## INSTRUCTIONS TO FOLLOW:
Transcribe all the entries word for word, omitting any pictures they contain.

(A block of data)
----------

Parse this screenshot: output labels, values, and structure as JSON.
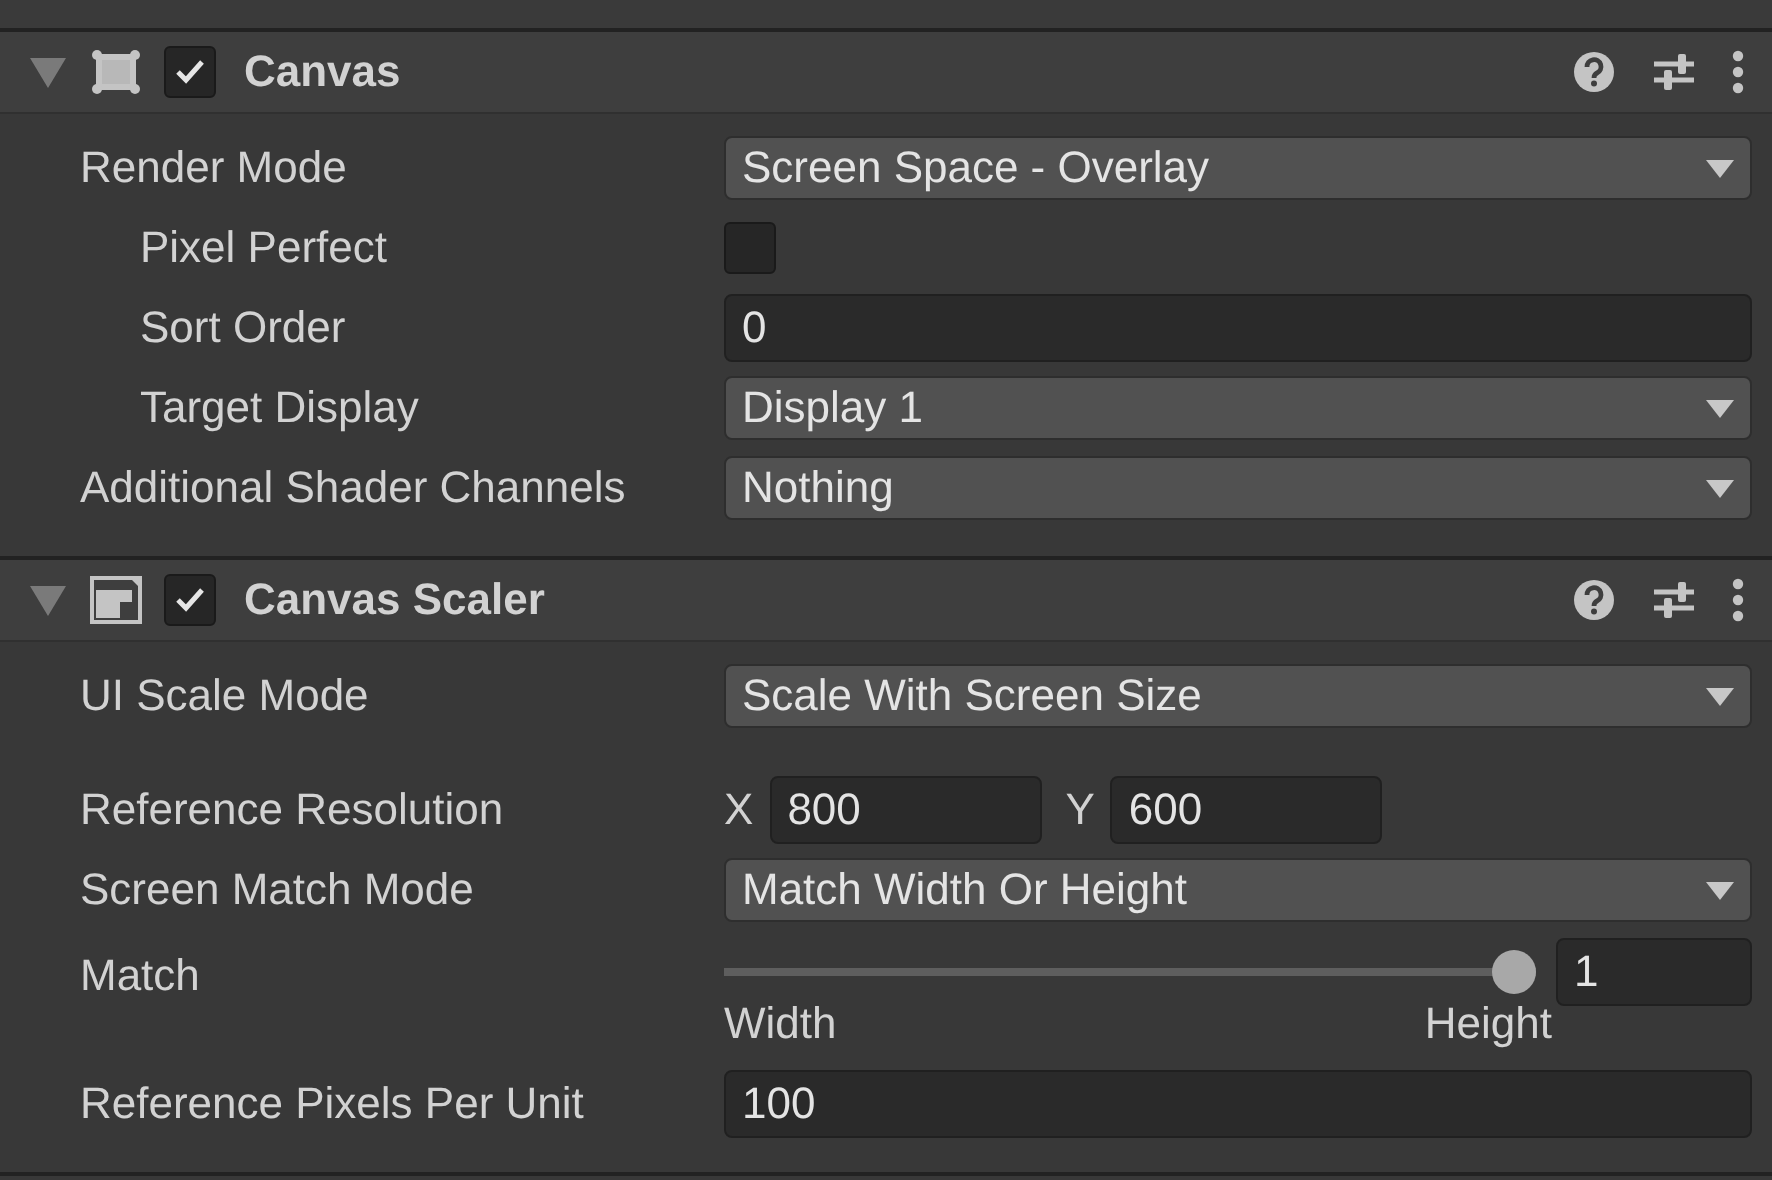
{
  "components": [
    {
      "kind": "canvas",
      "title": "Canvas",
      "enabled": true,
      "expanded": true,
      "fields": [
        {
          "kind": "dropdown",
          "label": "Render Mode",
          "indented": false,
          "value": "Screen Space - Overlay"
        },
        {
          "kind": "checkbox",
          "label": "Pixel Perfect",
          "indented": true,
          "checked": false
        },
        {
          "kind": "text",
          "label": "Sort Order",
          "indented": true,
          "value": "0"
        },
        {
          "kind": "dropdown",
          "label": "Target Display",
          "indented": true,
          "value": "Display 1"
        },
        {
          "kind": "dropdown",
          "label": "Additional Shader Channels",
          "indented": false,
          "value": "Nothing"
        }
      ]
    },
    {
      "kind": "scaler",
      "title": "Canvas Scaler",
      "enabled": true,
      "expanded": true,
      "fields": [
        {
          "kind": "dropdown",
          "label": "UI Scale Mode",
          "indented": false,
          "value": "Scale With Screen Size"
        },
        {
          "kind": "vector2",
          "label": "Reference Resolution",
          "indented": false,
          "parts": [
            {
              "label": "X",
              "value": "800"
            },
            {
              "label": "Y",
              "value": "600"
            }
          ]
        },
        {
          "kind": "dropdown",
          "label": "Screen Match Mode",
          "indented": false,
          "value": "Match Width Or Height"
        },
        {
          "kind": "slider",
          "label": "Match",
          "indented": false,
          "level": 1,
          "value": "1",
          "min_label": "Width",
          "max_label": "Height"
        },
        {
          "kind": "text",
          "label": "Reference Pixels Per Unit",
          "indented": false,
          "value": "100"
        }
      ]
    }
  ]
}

----------

## WRITTEN RESPONSE:
Parse this screenshot: output labels, values, and structure as JSON.
{
  "components": [
    {
      "kind": "canvas",
      "title": "Canvas",
      "enabled": true,
      "expanded": true,
      "fields": [
        {
          "kind": "dropdown",
          "label": "Render Mode",
          "indented": false,
          "value": "Screen Space - Overlay"
        },
        {
          "kind": "checkbox",
          "label": "Pixel Perfect",
          "indented": true,
          "checked": false
        },
        {
          "kind": "text",
          "label": "Sort Order",
          "indented": true,
          "value": "0"
        },
        {
          "kind": "dropdown",
          "label": "Target Display",
          "indented": true,
          "value": "Display 1"
        },
        {
          "kind": "dropdown",
          "label": "Additional Shader Channels",
          "indented": false,
          "value": "Nothing"
        }
      ]
    },
    {
      "kind": "scaler",
      "title": "Canvas Scaler",
      "enabled": true,
      "expanded": true,
      "fields": [
        {
          "kind": "dropdown",
          "label": "UI Scale Mode",
          "indented": false,
          "value": "Scale With Screen Size"
        },
        {
          "kind": "vector2",
          "label": "Reference Resolution",
          "indented": false,
          "parts": [
            {
              "label": "X",
              "value": "800"
            },
            {
              "label": "Y",
              "value": "600"
            }
          ]
        },
        {
          "kind": "dropdown",
          "label": "Screen Match Mode",
          "indented": false,
          "value": "Match Width Or Height"
        },
        {
          "kind": "slider",
          "label": "Match",
          "indented": false,
          "level": 1,
          "value": "1",
          "min_label": "Width",
          "max_label": "Height"
        },
        {
          "kind": "text",
          "label": "Reference Pixels Per Unit",
          "indented": false,
          "value": "100"
        }
      ]
    }
  ]
}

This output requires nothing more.